▶ [WHAT THIS TASK INVOLVES]: Find the lines that contain the word "Class" and copy each one.

▶ [RECORDS FOR THE EXERCISE]:

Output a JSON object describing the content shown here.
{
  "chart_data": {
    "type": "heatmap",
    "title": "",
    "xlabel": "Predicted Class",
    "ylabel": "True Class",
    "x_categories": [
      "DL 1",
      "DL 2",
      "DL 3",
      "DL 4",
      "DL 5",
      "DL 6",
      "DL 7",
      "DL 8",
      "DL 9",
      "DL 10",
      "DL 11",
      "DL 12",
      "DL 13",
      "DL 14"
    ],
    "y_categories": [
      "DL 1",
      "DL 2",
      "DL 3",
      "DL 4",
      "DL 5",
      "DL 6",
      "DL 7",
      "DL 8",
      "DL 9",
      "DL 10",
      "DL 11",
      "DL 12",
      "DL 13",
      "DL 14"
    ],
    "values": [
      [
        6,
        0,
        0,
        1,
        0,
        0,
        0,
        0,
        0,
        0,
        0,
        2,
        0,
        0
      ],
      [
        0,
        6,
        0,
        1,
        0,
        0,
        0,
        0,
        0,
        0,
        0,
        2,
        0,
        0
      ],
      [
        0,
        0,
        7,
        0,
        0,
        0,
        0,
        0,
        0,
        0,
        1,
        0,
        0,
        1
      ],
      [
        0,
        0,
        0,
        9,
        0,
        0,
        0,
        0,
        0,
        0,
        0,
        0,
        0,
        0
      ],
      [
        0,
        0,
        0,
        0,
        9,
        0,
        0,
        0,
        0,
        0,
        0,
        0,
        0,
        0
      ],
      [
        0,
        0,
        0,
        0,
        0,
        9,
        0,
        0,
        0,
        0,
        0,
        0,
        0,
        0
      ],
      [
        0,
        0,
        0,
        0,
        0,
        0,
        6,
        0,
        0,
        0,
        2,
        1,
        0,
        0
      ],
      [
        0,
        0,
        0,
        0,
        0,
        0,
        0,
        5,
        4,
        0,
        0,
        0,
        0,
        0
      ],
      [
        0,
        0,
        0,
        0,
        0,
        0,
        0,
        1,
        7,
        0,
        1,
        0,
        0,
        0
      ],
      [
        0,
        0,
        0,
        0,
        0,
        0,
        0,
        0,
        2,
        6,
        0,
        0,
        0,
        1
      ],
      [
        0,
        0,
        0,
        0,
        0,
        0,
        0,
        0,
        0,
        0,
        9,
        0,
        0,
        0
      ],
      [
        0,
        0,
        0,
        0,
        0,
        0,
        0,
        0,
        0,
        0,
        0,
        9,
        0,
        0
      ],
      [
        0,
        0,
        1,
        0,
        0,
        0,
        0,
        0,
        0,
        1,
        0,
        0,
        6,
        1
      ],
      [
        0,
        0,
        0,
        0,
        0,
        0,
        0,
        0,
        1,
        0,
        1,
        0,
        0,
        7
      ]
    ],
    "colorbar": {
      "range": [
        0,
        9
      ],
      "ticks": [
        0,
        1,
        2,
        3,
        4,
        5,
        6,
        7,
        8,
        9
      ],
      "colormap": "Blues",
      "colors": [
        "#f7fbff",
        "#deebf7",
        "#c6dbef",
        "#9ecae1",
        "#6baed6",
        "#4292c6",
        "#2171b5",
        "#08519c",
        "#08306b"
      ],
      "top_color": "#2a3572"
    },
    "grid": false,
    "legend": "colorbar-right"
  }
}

▶ [RESPONSE]:
    "xlabel": "Predicted Class",
    "ylabel": "True Class",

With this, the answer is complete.